Recorded data:
———
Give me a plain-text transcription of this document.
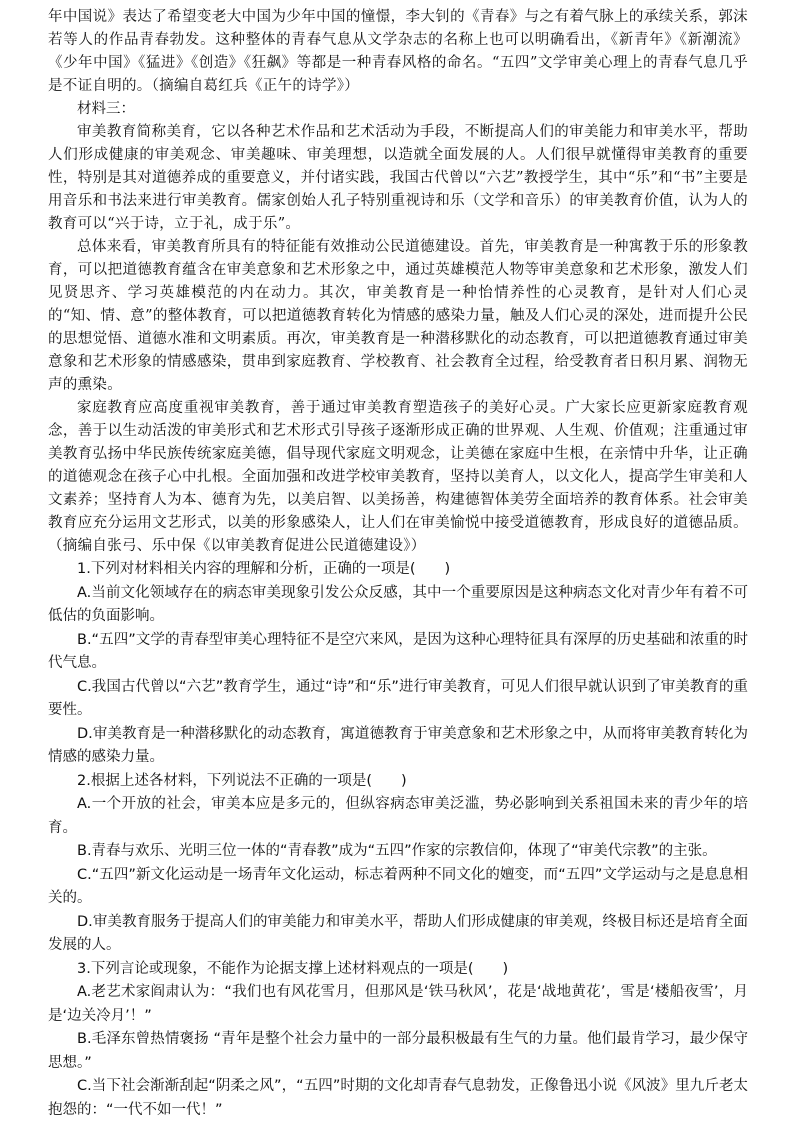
年中国说》表达了希望变老大中国为少年中国的憧憬，李大钊的《青春》与之有着气脉上的承续关系，郭沫若等人的作品青春勃发。这种整体的青春气息从文学杂志的名称上也可以明确看出，《新青年》《新潮流》《少年中国》《猛进》《创造》《狂飙》等都是一种青春风格的命名。“五四”文学审美心理上的青春气息几乎是不证自明的。（摘编自葛红兵《正午的诗学》）

材料三：

审美教育简称美育，它以各种艺术作品和艺术活动为手段，不断提高人们的审美能力和审美水平，帮助人们形成健康的审美观念、审美趣味、审美理想，以造就全面发展的人。人们很早就懂得审美教育的重要性，特别是其对道德养成的重要意义，并付诸实践，我国古代曾以“六艺”教授学生，其中“乐”和“书”主要是用音乐和书法来进行审美教育。儒家创始人孔子特别重视诗和乐（文学和音乐）的审美教育价值，认为人的教育可以“兴于诗，立于礼，成于乐”。

总体来看，审美教育所具有的特征能有效推动公民道德建设。首先，审美教育是一种寓教于乐的形象教育，可以把道德教育蕴含在审美意象和艺术形象之中，通过英雄模范人物等审美意象和艺术形象，激发人们见贤思齐、学习英雄模范的内在动力。其次，审美教育是一种怡情养性的心灵教育，是针对人们心灵的“知、情、意”的整体教育，可以把道德教育转化为情感的感染力量，触及人们心灵的深处，进而提升公民的思想觉悟、道德水准和文明素质。再次，审美教育是一种潜移默化的动态教育，可以把道德教育通过审美意象和艺术形象的情感感染，贯串到家庭教育、学校教育、社会教育全过程，给受教育者日积月累、润物无声的熏染。

家庭教育应高度重视审美教育，善于通过审美教育塑造孩子的美好心灵。广大家长应更新家庭教育观念，善于以生动活泼的审美形式和艺术形式引导孩子逐渐形成正确的世界观、人生观、价值观；注重通过审美教育弘扬中华民族传统家庭美德，倡导现代家庭文明观念，让美德在家庭中生根，在亲情中升华，让正确的道德观念在孩子心中扎根。全面加强和改进学校审美教育，坚持以美育人，以文化人，提高学生审美和人文素养；坚持育人为本、德育为先，以美启智、以美扬善，构建德智体美劳全面培养的教育体系。社会审美教育应充分运用文艺形式，以美的形象感染人，让人们在审美愉悦中接受道德教育，形成良好的道德品质。（摘编自张弓、乐中保《以审美教育促进公民道德建设》）

1.下列对材料相关内容的理解和分析，正确的一项是(　　)

A.当前文化领域存在的病态审美现象引发公众反感，其中一个重要原因是这种病态文化对青少年有着不可低估的负面影响。

B.“五四”文学的青春型审美心理特征不是空穴来风，是因为这种心理特征具有深厚的历史基础和浓重的时代气息。

C.我国古代曾以“六艺”教育学生，通过“诗”和“乐”进行审美教育，可见人们很早就认识到了审美教育的重要性。

D.审美教育是一种潜移默化的动态教育，寓道德教育于审美意象和艺术形象之中，从而将审美教育转化为情感的感染力量。

2.根据上述各材料，下列说法不正确的一项是(　　)

A.一个开放的社会，审美本应是多元的，但纵容病态审美泛滥，势必影响到关系祖国未来的青少年的培育。

B.青春与欢乐、光明三位一体的“青春教”成为“五四”作家的宗教信仰，体现了“审美代宗教”的主张。

C.“五四”新文化运动是一场青年文化运动，标志着两种不同文化的嬗变，而“五四”文学运动与之是息息相关的。

D.审美教育服务于提高人们的审美能力和审美水平，帮助人们形成健康的审美观，终极目标还是培育全面发展的人。

3.下列言论或现象，不能作为论据支撑上述材料观点的一项是(　　)

A.老艺术家阎肃认为：“我们也有风花雪月，但那风是‘铁马秋风’，花是‘战地黄花’，雪是‘楼船夜雪’，月是‘边关冷月’！”

B.毛泽东曾热情褒扬 “青年是整个社会力量中的一部分最积极最有生气的力量。他们最肯学习，最少保守思想。”

C.当下社会渐渐刮起“阴柔之风”，“五四”时期的文化却青春气息勃发，正像鲁迅小说《风波》里九斤老太抱怨的：“一代不如一代！”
———
TASK DESCRIPTION » Show all lines from the listing above in which "审美教育是一种潜移默化的动态教育" appears.

THE OUTPUT »
总体来看，审美教育所具有的特征能有效推动公民道德建设。首先，审美教育是一种寓教于乐的形象教育，可以把道德教育蕴含在审美意象和艺术形象之中，通过英雄模范人物等审美意象和艺术形象，激发人们见贤思齐、学习英雄模范的内在动力。其次，审美教育是一种怡情养性的心灵教育，是针对人们心灵的“知、情、意”的整体教育，可以把道德教育转化为情感的感染力量，触及人们心灵的深处，进而提升公民的思想觉悟、道德水准和文明素质。再次，审美教育是一种潜移默化的动态教育，可以把道德教育通过审美意象和艺术形象的情感感染，贯串到家庭教育、学校教育、社会教育全过程，给受教育者日积月累、润物无声的熏染。
D.审美教育是一种潜移默化的动态教育，寓道德教育于审美意象和艺术形象之中，从而将审美教育转化为情感的感染力量。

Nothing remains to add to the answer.